> [EXERCISE]:
Scan the entries below for the word "right". Copy each line that has it.
[Start SUPPLIED RECORDS]
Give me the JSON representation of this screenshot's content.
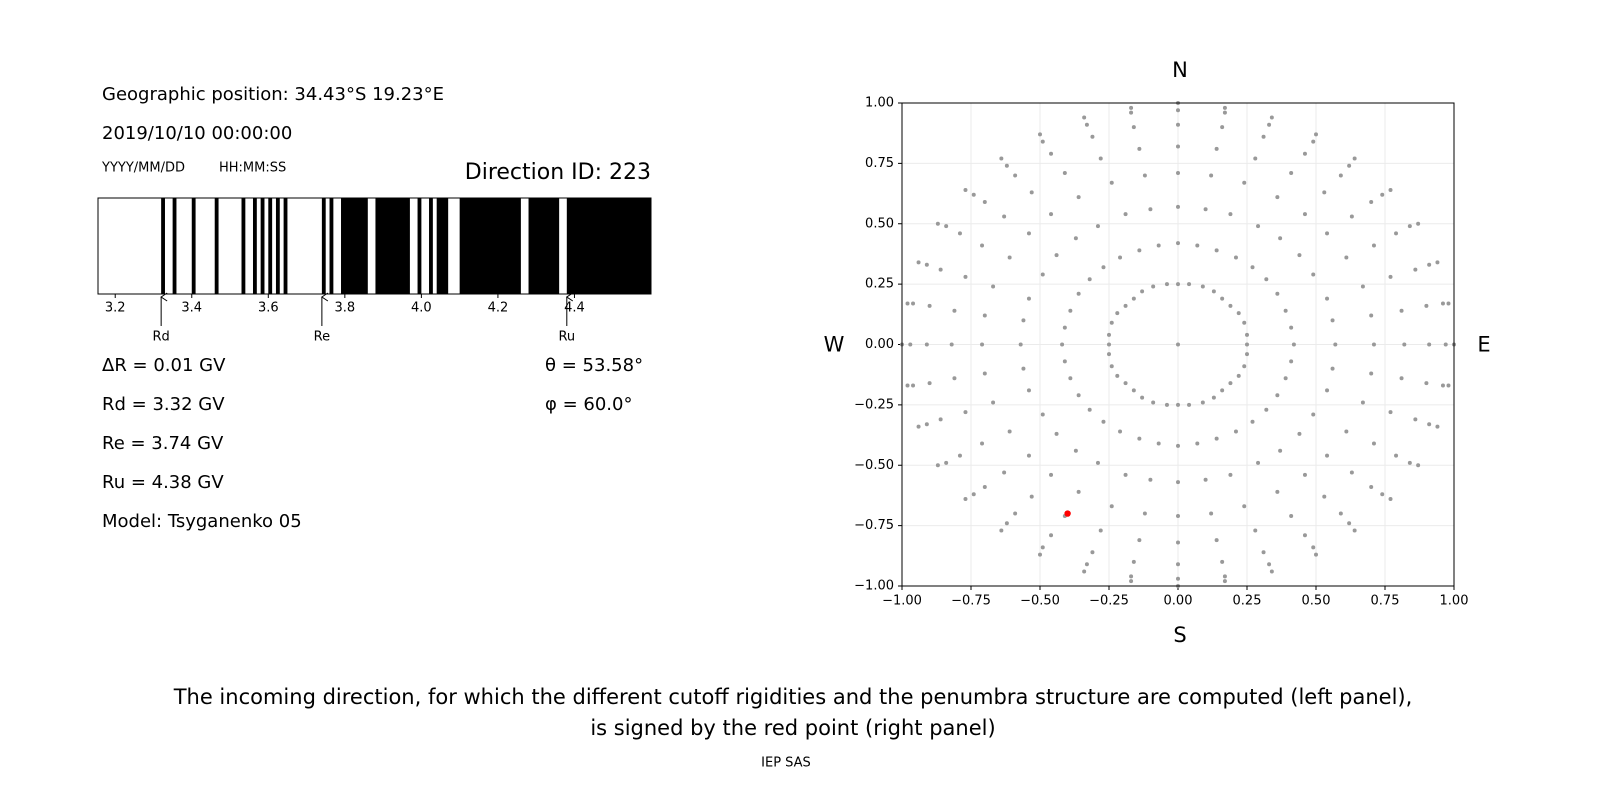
{
  "geographic_position": "Geographic position: 34.43°S 19.23°E",
  "datetime": "2019/10/10 00:00:00",
  "date_format": "YYYY/MM/DD",
  "time_format": "HH:MM:SS",
  "direction_id": "Direction ID: 223",
  "parameters": [
    "ΔR = 0.01 GV",
    "Rd = 3.32 GV",
    "Re = 3.74 GV",
    "Ru = 4.38 GV",
    "Model: Tsyganenko 05"
  ],
  "angles": [
    "θ = 53.58°",
    "φ = 60.0°"
  ],
  "chart_data": [
    {
      "type": "broken_barh",
      "color": "#000000",
      "intervals": [
        [
          3.32,
          3.33
        ],
        [
          3.35,
          3.36
        ],
        [
          3.4,
          3.41
        ],
        [
          3.46,
          3.47
        ],
        [
          3.53,
          3.54
        ],
        [
          3.56,
          3.57
        ],
        [
          3.58,
          3.59
        ],
        [
          3.6,
          3.61
        ],
        [
          3.62,
          3.63
        ],
        [
          3.64,
          3.65
        ],
        [
          3.74,
          3.75
        ],
        [
          3.76,
          3.77
        ],
        [
          3.79,
          3.86
        ],
        [
          3.88,
          3.97
        ],
        [
          3.99,
          4.0
        ],
        [
          4.02,
          4.03
        ],
        [
          4.04,
          4.07
        ],
        [
          4.1,
          4.26
        ],
        [
          4.28,
          4.36
        ],
        [
          4.38,
          4.6
        ]
      ],
      "xlim": [
        3.155,
        4.6
      ],
      "xticks": [
        3.2,
        3.4,
        3.6,
        3.8,
        {
          "value": 4,
          "label": "4.0"
        },
        4.2,
        4.4
      ],
      "markers": [
        {
          "label": "Rd",
          "value": 3.32
        },
        {
          "label": "Re",
          "value": 3.74
        },
        {
          "label": "Ru",
          "value": 4.38
        }
      ]
    },
    {
      "type": "scatter",
      "color": "#999999",
      "x": [
        0.25,
        0.42,
        0.57,
        0.71,
        0.82,
        0.91,
        0.97,
        1,
        0.25,
        0.41,
        0.56,
        0.7,
        0.81,
        0.9,
        0.96,
        0.98,
        0.24,
        0.39,
        0.54,
        0.67,
        0.77,
        0.86,
        0.91,
        0.94,
        0.22,
        0.36,
        0.49,
        0.61,
        0.71,
        0.79,
        0.84,
        0.87,
        0.19,
        0.32,
        0.44,
        0.54,
        0.63,
        0.7,
        0.74,
        0.77,
        0.16,
        0.27,
        0.37,
        0.46,
        0.53,
        0.59,
        0.62,
        0.64,
        0.13,
        0.21,
        0.29,
        0.36,
        0.41,
        0.46,
        0.49,
        0.5,
        0.09,
        0.14,
        0.19,
        0.24,
        0.28,
        0.31,
        0.33,
        0.34,
        0.04,
        0.07,
        0.1,
        0.12,
        0.14,
        0.16,
        0.17,
        0.17,
        0,
        0,
        0,
        0,
        0,
        0,
        0,
        0,
        -0.04,
        -0.07,
        -0.1,
        -0.12,
        -0.14,
        -0.16,
        -0.17,
        -0.17,
        -0.09,
        -0.14,
        -0.19,
        -0.24,
        -0.28,
        -0.31,
        -0.33,
        -0.34,
        -0.13,
        -0.21,
        -0.29,
        -0.36,
        -0.41,
        -0.46,
        -0.49,
        -0.5,
        -0.16,
        -0.27,
        -0.37,
        -0.46,
        -0.53,
        -0.59,
        -0.62,
        -0.64,
        -0.19,
        -0.32,
        -0.44,
        -0.54,
        -0.63,
        -0.7,
        -0.74,
        -0.77,
        -0.22,
        -0.36,
        -0.49,
        -0.61,
        -0.71,
        -0.79,
        -0.84,
        -0.87,
        -0.24,
        -0.39,
        -0.54,
        -0.67,
        -0.77,
        -0.86,
        -0.91,
        -0.94,
        -0.25,
        -0.41,
        -0.56,
        -0.7,
        -0.81,
        -0.9,
        -0.96,
        -0.98,
        -0.25,
        -0.42,
        -0.57,
        -0.71,
        -0.82,
        -0.91,
        -0.97,
        -1,
        -0.25,
        -0.41,
        -0.56,
        -0.7,
        -0.81,
        -0.9,
        -0.96,
        -0.98,
        -0.24,
        -0.39,
        -0.54,
        -0.67,
        -0.77,
        -0.86,
        -0.91,
        -0.94,
        -0.22,
        -0.36,
        -0.49,
        -0.61,
        -0.71,
        -0.79,
        -0.84,
        -0.87,
        -0.19,
        -0.32,
        -0.44,
        -0.54,
        -0.63,
        -0.7,
        -0.74,
        -0.77,
        -0.16,
        -0.27,
        -0.37,
        -0.46,
        -0.53,
        -0.59,
        -0.62,
        -0.64,
        -0.13,
        -0.21,
        -0.29,
        -0.36,
        -0.41,
        -0.46,
        -0.49,
        -0.5,
        -0.09,
        -0.14,
        -0.19,
        -0.24,
        -0.28,
        -0.31,
        -0.33,
        -0.34,
        -0.04,
        -0.07,
        -0.1,
        -0.12,
        -0.14,
        -0.16,
        -0.17,
        -0.17,
        0,
        0,
        0,
        0,
        0,
        0,
        0,
        0,
        0.04,
        0.07,
        0.1,
        0.12,
        0.14,
        0.16,
        0.17,
        0.17,
        0.09,
        0.14,
        0.19,
        0.24,
        0.28,
        0.31,
        0.33,
        0.34,
        0.13,
        0.21,
        0.29,
        0.36,
        0.41,
        0.46,
        0.49,
        0.5,
        0.16,
        0.27,
        0.37,
        0.46,
        0.53,
        0.59,
        0.62,
        0.64,
        0.19,
        0.32,
        0.44,
        0.54,
        0.63,
        0.7,
        0.74,
        0.77,
        0.22,
        0.36,
        0.49,
        0.61,
        0.71,
        0.79,
        0.84,
        0.87,
        0.24,
        0.39,
        0.54,
        0.67,
        0.77,
        0.86,
        0.91,
        0.94,
        0.25,
        0.41,
        0.56,
        0.7,
        0.81,
        0.9,
        0.96,
        0.98,
        0
      ],
      "values": [
        0,
        0,
        0,
        0,
        0,
        0,
        0,
        0,
        0.04,
        0.07,
        0.1,
        0.12,
        0.14,
        0.16,
        0.17,
        0.17,
        0.09,
        0.14,
        0.19,
        0.24,
        0.28,
        0.31,
        0.33,
        0.34,
        0.13,
        0.21,
        0.29,
        0.36,
        0.41,
        0.46,
        0.49,
        0.5,
        0.16,
        0.27,
        0.37,
        0.46,
        0.53,
        0.59,
        0.62,
        0.64,
        0.19,
        0.32,
        0.44,
        0.54,
        0.63,
        0.7,
        0.74,
        0.77,
        0.22,
        0.36,
        0.49,
        0.61,
        0.71,
        0.79,
        0.84,
        0.87,
        0.24,
        0.39,
        0.54,
        0.67,
        0.77,
        0.86,
        0.91,
        0.94,
        0.25,
        0.41,
        0.56,
        0.7,
        0.81,
        0.9,
        0.96,
        0.98,
        0.25,
        0.42,
        0.57,
        0.71,
        0.82,
        0.91,
        0.97,
        1,
        0.25,
        0.41,
        0.56,
        0.7,
        0.81,
        0.9,
        0.96,
        0.98,
        0.24,
        0.39,
        0.54,
        0.67,
        0.77,
        0.86,
        0.91,
        0.94,
        0.22,
        0.36,
        0.49,
        0.61,
        0.71,
        0.79,
        0.84,
        0.87,
        0.19,
        0.32,
        0.44,
        0.54,
        0.63,
        0.7,
        0.74,
        0.77,
        0.16,
        0.27,
        0.37,
        0.46,
        0.53,
        0.59,
        0.62,
        0.64,
        0.13,
        0.21,
        0.29,
        0.36,
        0.41,
        0.46,
        0.49,
        0.5,
        0.09,
        0.14,
        0.19,
        0.24,
        0.28,
        0.31,
        0.33,
        0.34,
        0.04,
        0.07,
        0.1,
        0.12,
        0.14,
        0.16,
        0.17,
        0.17,
        0,
        0,
        0,
        0,
        0,
        0,
        0,
        0,
        -0.04,
        -0.07,
        -0.1,
        -0.12,
        -0.14,
        -0.16,
        -0.17,
        -0.17,
        -0.09,
        -0.14,
        -0.19,
        -0.24,
        -0.28,
        -0.31,
        -0.33,
        -0.34,
        -0.13,
        -0.21,
        -0.29,
        -0.36,
        -0.41,
        -0.46,
        -0.49,
        -0.5,
        -0.16,
        -0.27,
        -0.37,
        -0.46,
        -0.53,
        -0.59,
        -0.62,
        -0.64,
        -0.19,
        -0.32,
        -0.44,
        -0.54,
        -0.63,
        -0.7,
        -0.74,
        -0.77,
        -0.22,
        -0.36,
        -0.49,
        -0.61,
        -0.71,
        -0.79,
        -0.84,
        -0.87,
        -0.24,
        -0.39,
        -0.54,
        -0.67,
        -0.77,
        -0.86,
        -0.91,
        -0.94,
        -0.25,
        -0.41,
        -0.56,
        -0.7,
        -0.81,
        -0.9,
        -0.96,
        -0.98,
        -0.25,
        -0.42,
        -0.57,
        -0.71,
        -0.82,
        -0.91,
        -0.97,
        -1,
        -0.25,
        -0.41,
        -0.56,
        -0.7,
        -0.81,
        -0.9,
        -0.96,
        -0.98,
        -0.24,
        -0.39,
        -0.54,
        -0.67,
        -0.77,
        -0.86,
        -0.91,
        -0.94,
        -0.22,
        -0.36,
        -0.49,
        -0.61,
        -0.71,
        -0.79,
        -0.84,
        -0.87,
        -0.19,
        -0.32,
        -0.44,
        -0.54,
        -0.63,
        -0.7,
        -0.74,
        -0.77,
        -0.16,
        -0.27,
        -0.37,
        -0.46,
        -0.53,
        -0.59,
        -0.62,
        -0.64,
        -0.13,
        -0.21,
        -0.29,
        -0.36,
        -0.41,
        -0.46,
        -0.49,
        -0.5,
        -0.09,
        -0.14,
        -0.19,
        -0.24,
        -0.28,
        -0.31,
        -0.33,
        -0.34,
        -0.04,
        -0.07,
        -0.1,
        -0.12,
        -0.14,
        -0.16,
        -0.17,
        -0.17,
        0
      ],
      "highlight": {
        "x": -0.4,
        "y": -0.7,
        "color": "#ff0000"
      },
      "xlim": [
        -1,
        1
      ],
      "ylim": [
        -1,
        1
      ],
      "xticks": [
        {
          "value": -1,
          "label": "−1.00"
        },
        {
          "value": -0.75,
          "label": "−0.75"
        },
        {
          "value": -0.5,
          "label": "−0.50"
        },
        {
          "value": -0.25,
          "label": "−0.25"
        },
        {
          "value": 0,
          "label": "0.00"
        },
        {
          "value": 0.25,
          "label": "0.25"
        },
        {
          "value": 0.5,
          "label": "0.50"
        },
        {
          "value": 0.75,
          "label": "0.75"
        },
        {
          "value": 1,
          "label": "1.00"
        }
      ],
      "yticks": [
        {
          "value": -1,
          "label": "−1.00"
        },
        {
          "value": -0.75,
          "label": "−0.75"
        },
        {
          "value": -0.5,
          "label": "−0.50"
        },
        {
          "value": -0.25,
          "label": "−0.25"
        },
        {
          "value": 0,
          "label": "0.00"
        },
        {
          "value": 0.25,
          "label": "0.25"
        },
        {
          "value": 0.5,
          "label": "0.50"
        },
        {
          "value": 0.75,
          "label": "0.75"
        },
        {
          "value": 1,
          "label": "1.00"
        }
      ],
      "grid": true,
      "direction_labels": {
        "top": "N",
        "bottom": "S",
        "left": "W",
        "right": "E"
      }
    }
  ],
  "caption": [
    "The incoming direction, for which the different cutoff rigidities and the penumbra structure are computed (left panel),",
    "is signed by the red point (right panel)"
  ],
  "footer": "IEP SAS"
}
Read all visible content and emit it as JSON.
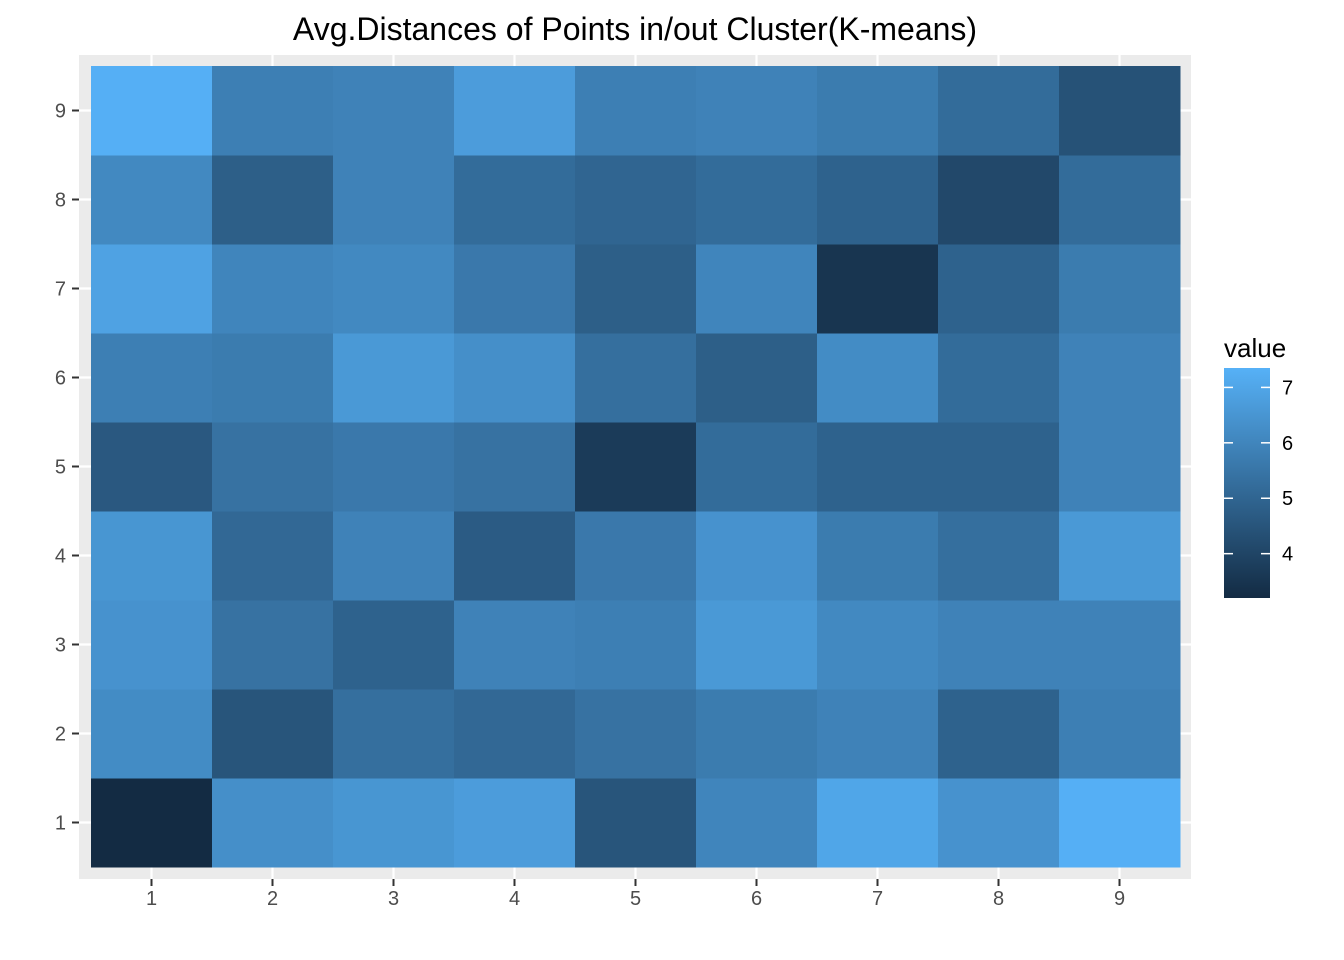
{
  "chart_data": {
    "type": "heatmap",
    "title": "Avg.Distances of Points in/out Cluster(K-means)",
    "xlabel": "",
    "ylabel": "",
    "x_categories": [
      "1",
      "2",
      "3",
      "4",
      "5",
      "6",
      "7",
      "8",
      "9"
    ],
    "y_categories": [
      "1",
      "2",
      "3",
      "4",
      "5",
      "6",
      "7",
      "8",
      "9"
    ],
    "values": [
      [
        3.2,
        6.3,
        6.5,
        6.7,
        4.5,
        6.0,
        7.0,
        6.4,
        7.3
      ],
      [
        6.2,
        4.5,
        5.3,
        5.1,
        5.4,
        5.7,
        5.9,
        4.9,
        5.8
      ],
      [
        6.4,
        5.4,
        4.9,
        5.9,
        5.8,
        6.6,
        6.1,
        5.9,
        5.9
      ],
      [
        6.5,
        5.1,
        5.9,
        4.7,
        5.6,
        6.4,
        5.7,
        5.3,
        6.6
      ],
      [
        4.6,
        5.4,
        5.6,
        5.4,
        3.7,
        5.2,
        4.9,
        4.9,
        5.9
      ],
      [
        5.8,
        5.7,
        6.6,
        6.3,
        5.3,
        4.8,
        6.2,
        5.2,
        5.9
      ],
      [
        6.9,
        6.0,
        6.1,
        5.6,
        4.8,
        6.0,
        3.5,
        4.9,
        5.7
      ],
      [
        6.1,
        4.8,
        5.9,
        5.2,
        5.0,
        5.2,
        4.9,
        4.1,
        5.2
      ],
      [
        7.3,
        5.8,
        5.9,
        6.7,
        5.8,
        5.9,
        5.7,
        5.2,
        4.4
      ]
    ],
    "value_range": [
      3.2,
      7.35
    ],
    "legend": {
      "title": "value",
      "ticks": [
        4,
        5,
        6,
        7
      ],
      "position": "right",
      "low_color": "#132B43",
      "high_color": "#56B1F7"
    },
    "panel_background": "#EBEBEB",
    "grid": true
  }
}
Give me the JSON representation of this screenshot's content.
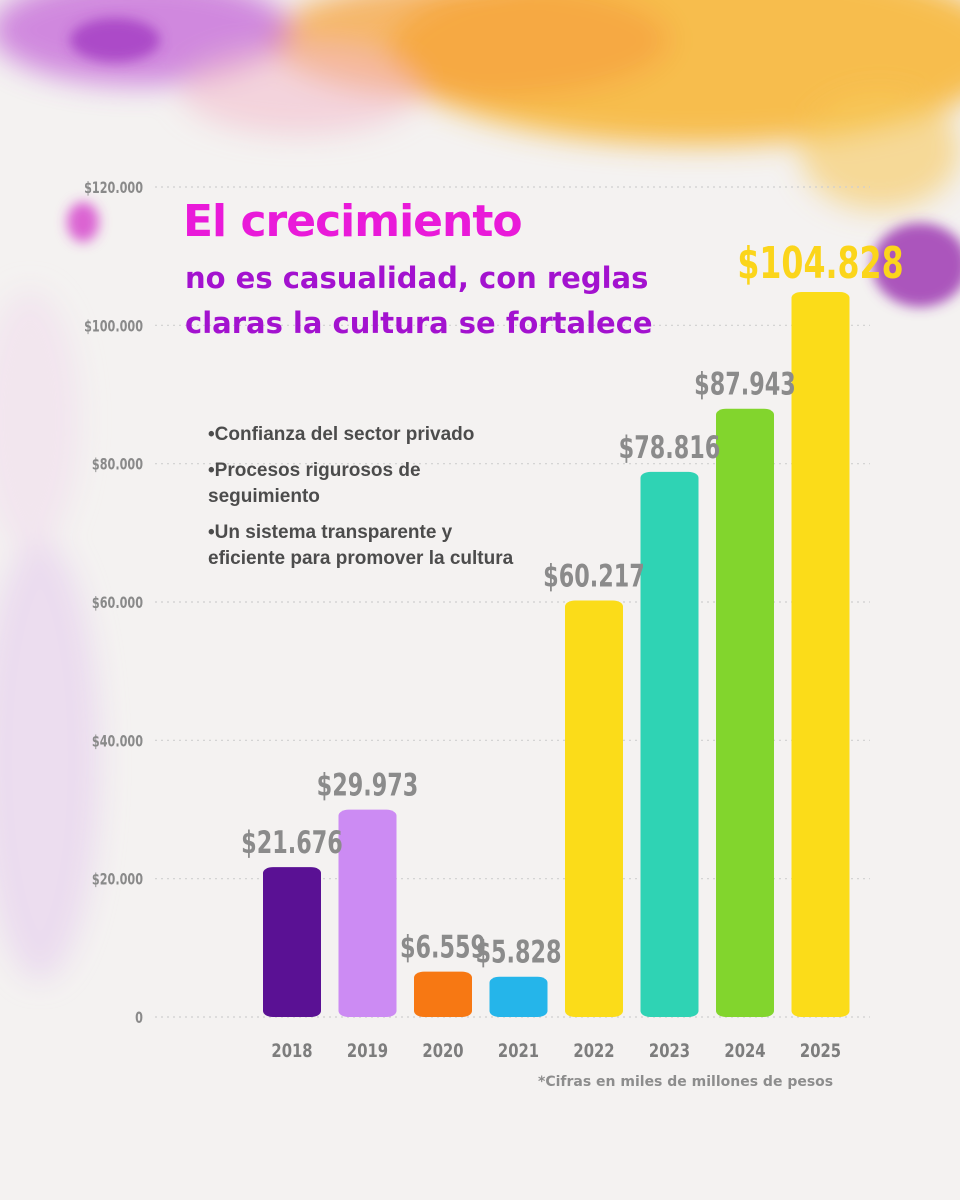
[End SUPPLIED RECORDS]
> [EXERCISE SOLUTION]:
        "right": "E"
    "is signed by the red point (right panel)"
      "position": "right",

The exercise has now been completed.